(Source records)

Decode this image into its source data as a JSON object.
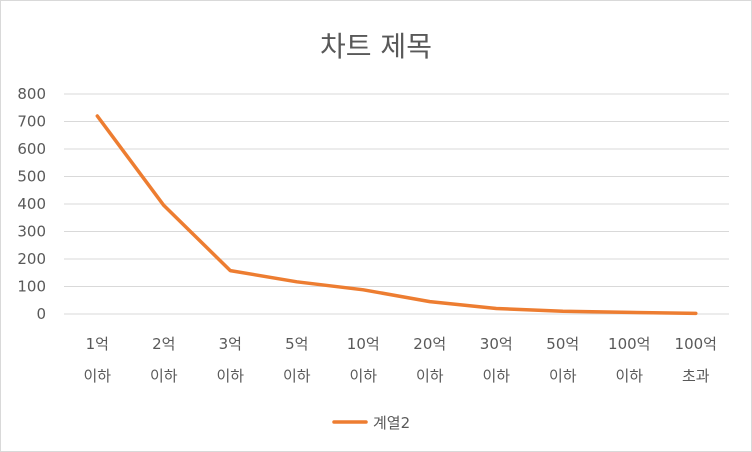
{
  "chart_data": {
    "type": "line",
    "title": "차트 제목",
    "categories": [
      [
        "1억",
        "이하"
      ],
      [
        "2억",
        "이하"
      ],
      [
        "3억",
        "이하"
      ],
      [
        "5억",
        "이하"
      ],
      [
        "10억",
        "이하"
      ],
      [
        "20억",
        "이하"
      ],
      [
        "30억",
        "이하"
      ],
      [
        "50억",
        "이하"
      ],
      [
        "100억",
        "이하"
      ],
      [
        "100억",
        "초과"
      ]
    ],
    "series": [
      {
        "name": "계열2",
        "color": "#ed7d31",
        "values": [
          720,
          395,
          158,
          117,
          88,
          45,
          20,
          10,
          6,
          2
        ]
      }
    ],
    "ylim": [
      0,
      800
    ],
    "yticks": [
      0,
      100,
      200,
      300,
      400,
      500,
      600,
      700,
      800
    ],
    "grid": true,
    "legend_position": "bottom",
    "gridline_color": "#d9d9d9",
    "text_color": "#595959"
  }
}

*Exercise aim*
In the copy, include all records verbatim but no images.

*Answer in full*
Decode this image into its source data as a JSON object.
{
  "chart_data": {
    "type": "line",
    "title": "차트 제목",
    "categories": [
      [
        "1억",
        "이하"
      ],
      [
        "2억",
        "이하"
      ],
      [
        "3억",
        "이하"
      ],
      [
        "5억",
        "이하"
      ],
      [
        "10억",
        "이하"
      ],
      [
        "20억",
        "이하"
      ],
      [
        "30억",
        "이하"
      ],
      [
        "50억",
        "이하"
      ],
      [
        "100억",
        "이하"
      ],
      [
        "100억",
        "초과"
      ]
    ],
    "series": [
      {
        "name": "계열2",
        "color": "#ed7d31",
        "values": [
          720,
          395,
          158,
          117,
          88,
          45,
          20,
          10,
          6,
          2
        ]
      }
    ],
    "ylim": [
      0,
      800
    ],
    "yticks": [
      0,
      100,
      200,
      300,
      400,
      500,
      600,
      700,
      800
    ],
    "grid": true,
    "legend_position": "bottom",
    "gridline_color": "#d9d9d9",
    "text_color": "#595959"
  }
}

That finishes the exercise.